Dataset records

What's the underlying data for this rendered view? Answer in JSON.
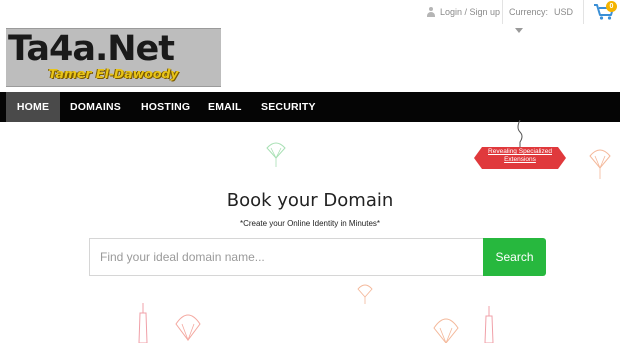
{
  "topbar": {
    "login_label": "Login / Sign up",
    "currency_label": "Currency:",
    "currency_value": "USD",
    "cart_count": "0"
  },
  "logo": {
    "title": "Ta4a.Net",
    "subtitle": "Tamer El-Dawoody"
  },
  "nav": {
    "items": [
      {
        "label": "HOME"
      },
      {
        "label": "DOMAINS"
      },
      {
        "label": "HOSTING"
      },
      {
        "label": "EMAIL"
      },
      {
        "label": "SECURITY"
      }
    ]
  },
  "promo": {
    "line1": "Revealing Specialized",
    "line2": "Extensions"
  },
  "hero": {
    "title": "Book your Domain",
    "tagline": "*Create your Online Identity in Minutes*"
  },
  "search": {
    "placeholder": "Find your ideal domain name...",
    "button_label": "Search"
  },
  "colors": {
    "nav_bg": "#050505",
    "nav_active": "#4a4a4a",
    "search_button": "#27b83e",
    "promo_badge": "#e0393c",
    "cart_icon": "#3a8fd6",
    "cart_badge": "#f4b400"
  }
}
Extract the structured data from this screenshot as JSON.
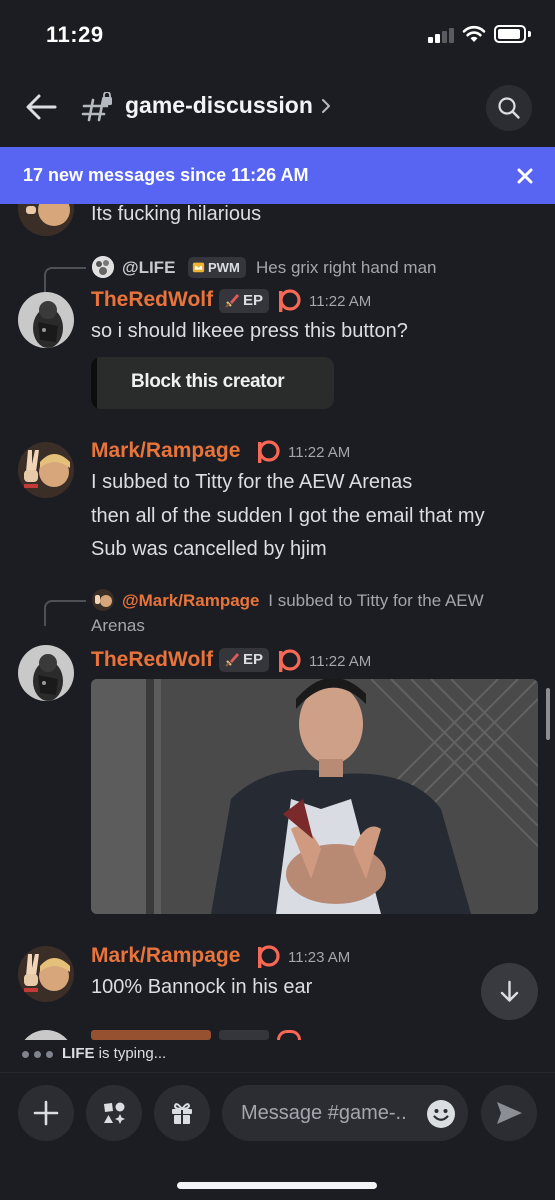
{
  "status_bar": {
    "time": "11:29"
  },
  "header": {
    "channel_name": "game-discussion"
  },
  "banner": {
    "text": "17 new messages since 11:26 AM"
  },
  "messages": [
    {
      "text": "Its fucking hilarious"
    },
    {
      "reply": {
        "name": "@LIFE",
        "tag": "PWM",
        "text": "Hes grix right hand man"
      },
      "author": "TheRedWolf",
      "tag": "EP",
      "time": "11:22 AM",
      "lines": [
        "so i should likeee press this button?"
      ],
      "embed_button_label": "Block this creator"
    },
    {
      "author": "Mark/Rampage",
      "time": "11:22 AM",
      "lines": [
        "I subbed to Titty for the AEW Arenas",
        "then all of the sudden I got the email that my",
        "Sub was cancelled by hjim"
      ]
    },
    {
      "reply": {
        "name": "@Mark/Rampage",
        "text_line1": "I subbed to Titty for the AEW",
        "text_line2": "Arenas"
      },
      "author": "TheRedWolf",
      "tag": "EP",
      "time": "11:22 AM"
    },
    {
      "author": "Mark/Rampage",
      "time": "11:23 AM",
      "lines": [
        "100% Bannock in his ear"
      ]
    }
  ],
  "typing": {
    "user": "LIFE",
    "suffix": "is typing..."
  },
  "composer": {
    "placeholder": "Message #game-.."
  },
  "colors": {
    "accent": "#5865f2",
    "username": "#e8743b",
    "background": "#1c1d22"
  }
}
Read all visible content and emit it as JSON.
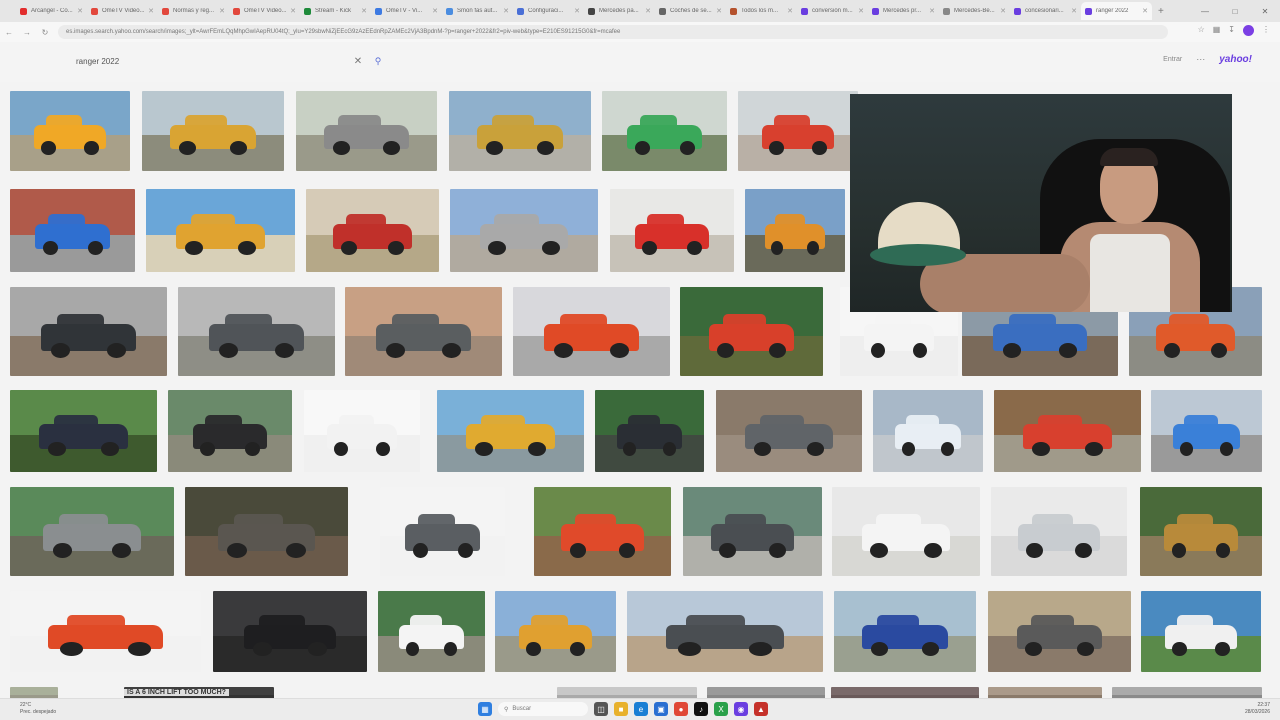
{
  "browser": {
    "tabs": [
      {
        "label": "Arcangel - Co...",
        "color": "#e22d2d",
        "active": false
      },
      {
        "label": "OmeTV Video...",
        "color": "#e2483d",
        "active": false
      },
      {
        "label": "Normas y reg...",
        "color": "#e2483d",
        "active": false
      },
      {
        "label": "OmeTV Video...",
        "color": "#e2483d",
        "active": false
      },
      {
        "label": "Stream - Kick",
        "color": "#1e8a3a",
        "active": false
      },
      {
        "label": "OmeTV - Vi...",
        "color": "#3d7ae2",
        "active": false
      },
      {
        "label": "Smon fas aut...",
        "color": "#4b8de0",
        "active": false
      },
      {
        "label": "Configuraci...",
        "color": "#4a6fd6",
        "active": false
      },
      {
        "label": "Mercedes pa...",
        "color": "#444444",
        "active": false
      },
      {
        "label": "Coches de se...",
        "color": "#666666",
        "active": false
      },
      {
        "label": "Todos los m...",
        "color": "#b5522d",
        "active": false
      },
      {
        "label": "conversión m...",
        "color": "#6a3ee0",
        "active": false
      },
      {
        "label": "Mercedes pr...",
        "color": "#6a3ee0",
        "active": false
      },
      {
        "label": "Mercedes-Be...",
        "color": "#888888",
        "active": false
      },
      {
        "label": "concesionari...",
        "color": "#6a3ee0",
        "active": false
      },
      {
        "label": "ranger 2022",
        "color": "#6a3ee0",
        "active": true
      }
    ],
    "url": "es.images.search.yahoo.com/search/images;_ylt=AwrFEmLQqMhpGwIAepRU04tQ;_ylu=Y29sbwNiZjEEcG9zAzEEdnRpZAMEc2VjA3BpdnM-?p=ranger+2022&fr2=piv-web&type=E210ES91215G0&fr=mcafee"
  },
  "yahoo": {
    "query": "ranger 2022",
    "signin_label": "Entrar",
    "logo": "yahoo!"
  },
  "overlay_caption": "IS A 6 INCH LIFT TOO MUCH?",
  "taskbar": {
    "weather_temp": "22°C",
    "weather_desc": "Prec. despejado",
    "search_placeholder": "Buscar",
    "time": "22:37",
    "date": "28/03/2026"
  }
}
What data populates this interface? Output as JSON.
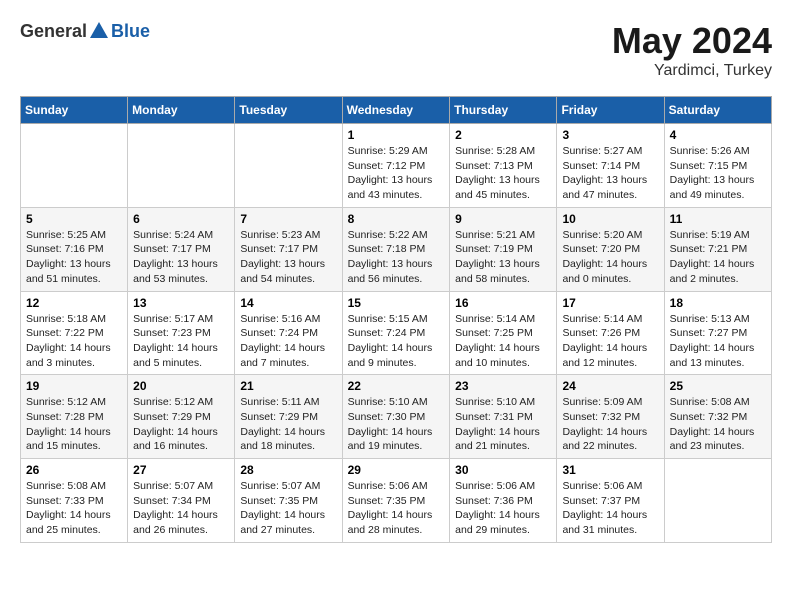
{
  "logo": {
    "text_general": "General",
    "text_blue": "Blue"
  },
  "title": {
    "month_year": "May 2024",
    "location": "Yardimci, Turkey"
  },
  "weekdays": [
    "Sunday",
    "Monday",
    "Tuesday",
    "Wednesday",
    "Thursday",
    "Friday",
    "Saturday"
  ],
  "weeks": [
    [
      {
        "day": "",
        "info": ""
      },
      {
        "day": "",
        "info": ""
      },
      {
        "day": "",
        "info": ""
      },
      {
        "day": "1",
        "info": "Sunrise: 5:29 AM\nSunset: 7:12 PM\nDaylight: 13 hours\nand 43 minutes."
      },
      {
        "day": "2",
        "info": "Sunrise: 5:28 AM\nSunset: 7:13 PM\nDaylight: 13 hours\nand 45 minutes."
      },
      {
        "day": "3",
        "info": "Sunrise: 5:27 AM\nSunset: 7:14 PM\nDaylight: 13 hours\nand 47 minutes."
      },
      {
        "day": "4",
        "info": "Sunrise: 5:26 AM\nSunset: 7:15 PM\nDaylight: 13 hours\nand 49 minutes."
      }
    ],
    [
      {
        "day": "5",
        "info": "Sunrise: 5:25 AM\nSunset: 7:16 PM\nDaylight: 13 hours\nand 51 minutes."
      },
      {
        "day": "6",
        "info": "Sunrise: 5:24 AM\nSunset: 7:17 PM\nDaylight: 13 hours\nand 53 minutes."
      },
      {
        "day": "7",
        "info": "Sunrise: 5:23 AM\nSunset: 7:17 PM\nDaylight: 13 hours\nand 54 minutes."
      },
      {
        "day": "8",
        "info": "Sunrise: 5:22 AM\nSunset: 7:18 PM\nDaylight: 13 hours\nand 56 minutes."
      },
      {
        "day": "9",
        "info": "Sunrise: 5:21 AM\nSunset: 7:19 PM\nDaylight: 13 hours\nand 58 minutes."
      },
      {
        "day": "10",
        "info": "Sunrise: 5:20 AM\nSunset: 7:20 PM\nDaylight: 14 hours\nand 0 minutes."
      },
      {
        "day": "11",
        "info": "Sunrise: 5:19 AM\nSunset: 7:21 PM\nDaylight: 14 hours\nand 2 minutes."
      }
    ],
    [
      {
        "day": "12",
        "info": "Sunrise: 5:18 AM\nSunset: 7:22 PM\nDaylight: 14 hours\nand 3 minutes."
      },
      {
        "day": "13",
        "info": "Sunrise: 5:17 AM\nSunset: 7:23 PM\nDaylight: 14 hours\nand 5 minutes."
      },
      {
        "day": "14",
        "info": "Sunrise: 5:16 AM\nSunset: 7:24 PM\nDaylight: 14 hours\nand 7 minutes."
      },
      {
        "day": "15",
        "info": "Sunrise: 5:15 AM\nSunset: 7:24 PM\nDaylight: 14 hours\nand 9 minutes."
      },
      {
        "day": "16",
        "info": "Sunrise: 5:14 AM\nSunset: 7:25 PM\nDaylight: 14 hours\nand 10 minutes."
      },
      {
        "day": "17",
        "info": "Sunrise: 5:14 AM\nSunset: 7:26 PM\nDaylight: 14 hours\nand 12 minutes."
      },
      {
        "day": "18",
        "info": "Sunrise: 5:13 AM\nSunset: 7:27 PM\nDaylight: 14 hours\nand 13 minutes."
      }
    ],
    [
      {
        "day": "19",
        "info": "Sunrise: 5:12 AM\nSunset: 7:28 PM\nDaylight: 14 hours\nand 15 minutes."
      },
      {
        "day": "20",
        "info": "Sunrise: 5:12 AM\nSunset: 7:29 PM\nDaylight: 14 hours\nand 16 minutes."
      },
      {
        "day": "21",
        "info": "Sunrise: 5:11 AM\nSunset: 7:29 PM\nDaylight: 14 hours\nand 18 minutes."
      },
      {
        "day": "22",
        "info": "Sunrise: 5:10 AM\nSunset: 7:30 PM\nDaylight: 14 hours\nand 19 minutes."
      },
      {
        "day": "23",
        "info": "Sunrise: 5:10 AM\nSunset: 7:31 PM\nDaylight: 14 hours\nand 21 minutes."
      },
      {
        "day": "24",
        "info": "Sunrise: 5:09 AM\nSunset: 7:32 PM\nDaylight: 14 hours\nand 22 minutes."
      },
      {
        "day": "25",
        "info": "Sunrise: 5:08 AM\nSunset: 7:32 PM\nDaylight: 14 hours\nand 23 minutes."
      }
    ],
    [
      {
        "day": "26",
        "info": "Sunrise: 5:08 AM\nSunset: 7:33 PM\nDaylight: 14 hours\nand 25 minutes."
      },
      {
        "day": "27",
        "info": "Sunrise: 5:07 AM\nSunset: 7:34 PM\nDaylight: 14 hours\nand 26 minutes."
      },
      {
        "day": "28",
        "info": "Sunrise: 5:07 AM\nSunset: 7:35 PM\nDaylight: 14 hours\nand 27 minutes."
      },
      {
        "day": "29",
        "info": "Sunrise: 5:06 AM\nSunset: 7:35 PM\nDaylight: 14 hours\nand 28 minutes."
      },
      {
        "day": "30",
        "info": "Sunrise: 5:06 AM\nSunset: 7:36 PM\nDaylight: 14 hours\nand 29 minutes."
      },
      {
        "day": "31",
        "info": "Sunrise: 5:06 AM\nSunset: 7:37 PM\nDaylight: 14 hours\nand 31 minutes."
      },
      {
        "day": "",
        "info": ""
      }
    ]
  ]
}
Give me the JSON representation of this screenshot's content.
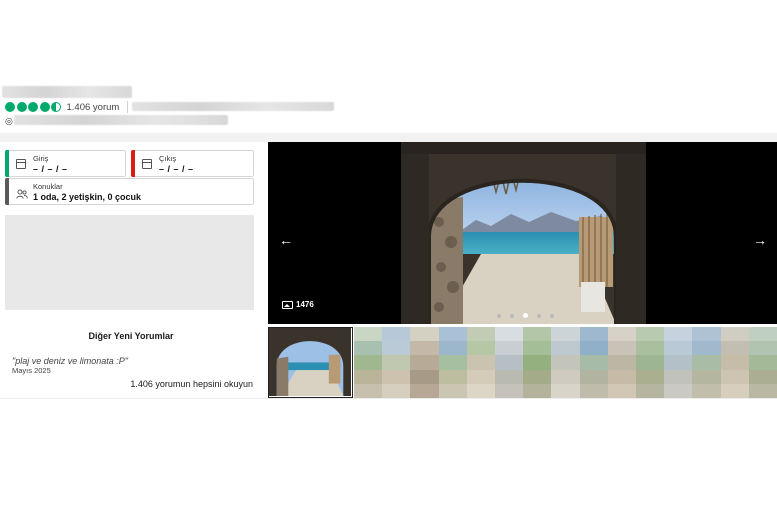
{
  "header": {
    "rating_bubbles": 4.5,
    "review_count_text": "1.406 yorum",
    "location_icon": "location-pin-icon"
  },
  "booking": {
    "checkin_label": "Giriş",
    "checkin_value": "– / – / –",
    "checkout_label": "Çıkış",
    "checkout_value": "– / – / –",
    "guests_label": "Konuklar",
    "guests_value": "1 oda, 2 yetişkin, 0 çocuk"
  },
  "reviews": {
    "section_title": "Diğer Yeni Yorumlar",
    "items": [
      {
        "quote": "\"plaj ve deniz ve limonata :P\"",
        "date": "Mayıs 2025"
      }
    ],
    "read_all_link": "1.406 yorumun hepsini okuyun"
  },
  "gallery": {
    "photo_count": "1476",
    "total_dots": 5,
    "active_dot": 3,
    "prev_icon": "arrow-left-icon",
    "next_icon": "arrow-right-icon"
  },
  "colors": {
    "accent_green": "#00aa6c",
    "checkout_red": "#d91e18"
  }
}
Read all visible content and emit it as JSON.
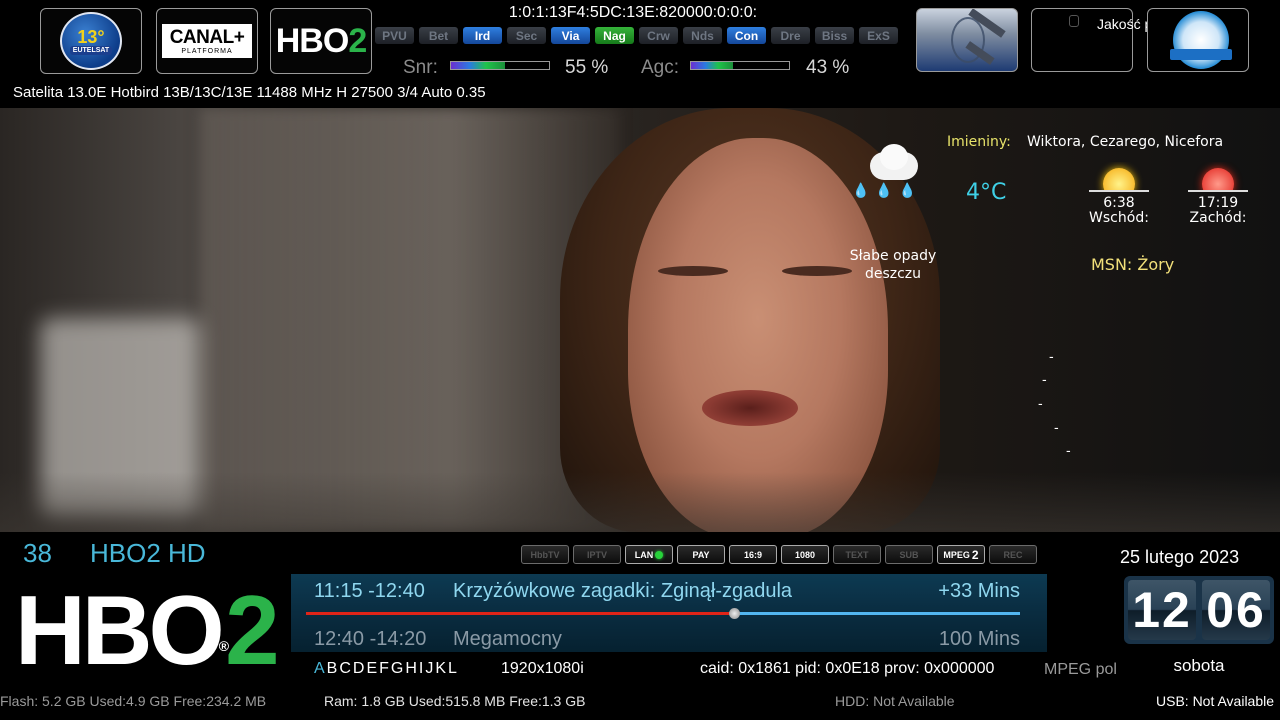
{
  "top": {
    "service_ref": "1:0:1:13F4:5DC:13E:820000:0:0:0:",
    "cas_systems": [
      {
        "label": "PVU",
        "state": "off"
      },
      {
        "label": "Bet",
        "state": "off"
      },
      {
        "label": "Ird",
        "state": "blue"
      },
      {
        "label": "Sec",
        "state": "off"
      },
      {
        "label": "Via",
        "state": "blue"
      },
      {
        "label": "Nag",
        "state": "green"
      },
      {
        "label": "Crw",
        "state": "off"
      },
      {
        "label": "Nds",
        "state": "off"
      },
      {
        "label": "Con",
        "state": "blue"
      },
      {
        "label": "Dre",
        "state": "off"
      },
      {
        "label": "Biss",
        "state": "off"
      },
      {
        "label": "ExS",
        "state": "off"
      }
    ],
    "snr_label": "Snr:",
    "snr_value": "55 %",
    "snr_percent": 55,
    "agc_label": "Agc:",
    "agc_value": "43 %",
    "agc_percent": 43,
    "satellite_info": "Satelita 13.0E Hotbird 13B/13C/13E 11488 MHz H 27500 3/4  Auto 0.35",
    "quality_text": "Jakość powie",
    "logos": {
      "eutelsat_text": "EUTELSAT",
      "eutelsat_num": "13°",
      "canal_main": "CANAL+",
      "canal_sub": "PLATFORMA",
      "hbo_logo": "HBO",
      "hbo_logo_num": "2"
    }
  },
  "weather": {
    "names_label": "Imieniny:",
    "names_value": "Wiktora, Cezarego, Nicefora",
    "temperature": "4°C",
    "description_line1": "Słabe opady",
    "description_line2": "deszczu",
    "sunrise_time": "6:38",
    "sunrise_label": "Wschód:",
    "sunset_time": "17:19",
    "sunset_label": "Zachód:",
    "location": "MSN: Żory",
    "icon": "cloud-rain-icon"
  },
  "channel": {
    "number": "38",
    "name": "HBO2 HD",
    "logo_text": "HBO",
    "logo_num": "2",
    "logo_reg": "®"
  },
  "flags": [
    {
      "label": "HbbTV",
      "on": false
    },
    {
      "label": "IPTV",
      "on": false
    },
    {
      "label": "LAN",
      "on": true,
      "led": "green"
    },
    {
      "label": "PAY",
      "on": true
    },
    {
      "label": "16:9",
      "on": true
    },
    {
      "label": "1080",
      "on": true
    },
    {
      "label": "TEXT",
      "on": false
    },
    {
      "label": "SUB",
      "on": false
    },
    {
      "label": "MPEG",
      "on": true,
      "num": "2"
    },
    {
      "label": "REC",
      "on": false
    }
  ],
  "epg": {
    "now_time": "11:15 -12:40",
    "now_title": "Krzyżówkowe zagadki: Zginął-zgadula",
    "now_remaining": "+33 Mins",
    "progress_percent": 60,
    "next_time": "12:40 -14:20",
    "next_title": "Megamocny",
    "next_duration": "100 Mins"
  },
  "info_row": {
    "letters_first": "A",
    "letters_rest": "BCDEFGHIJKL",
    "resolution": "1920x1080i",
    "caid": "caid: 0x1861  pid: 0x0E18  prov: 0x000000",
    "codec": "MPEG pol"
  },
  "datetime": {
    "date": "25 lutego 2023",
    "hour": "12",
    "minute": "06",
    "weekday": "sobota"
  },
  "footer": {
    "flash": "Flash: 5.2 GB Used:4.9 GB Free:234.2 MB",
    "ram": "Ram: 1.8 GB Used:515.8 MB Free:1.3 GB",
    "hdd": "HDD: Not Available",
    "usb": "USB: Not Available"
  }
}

### Direction:
From the data, collect all lines where the string "Titty" appears.

### Task response:
        "I subbed to Titty for the AEW Arenas",
        "text_line1": "I subbed to Titty for the AEW",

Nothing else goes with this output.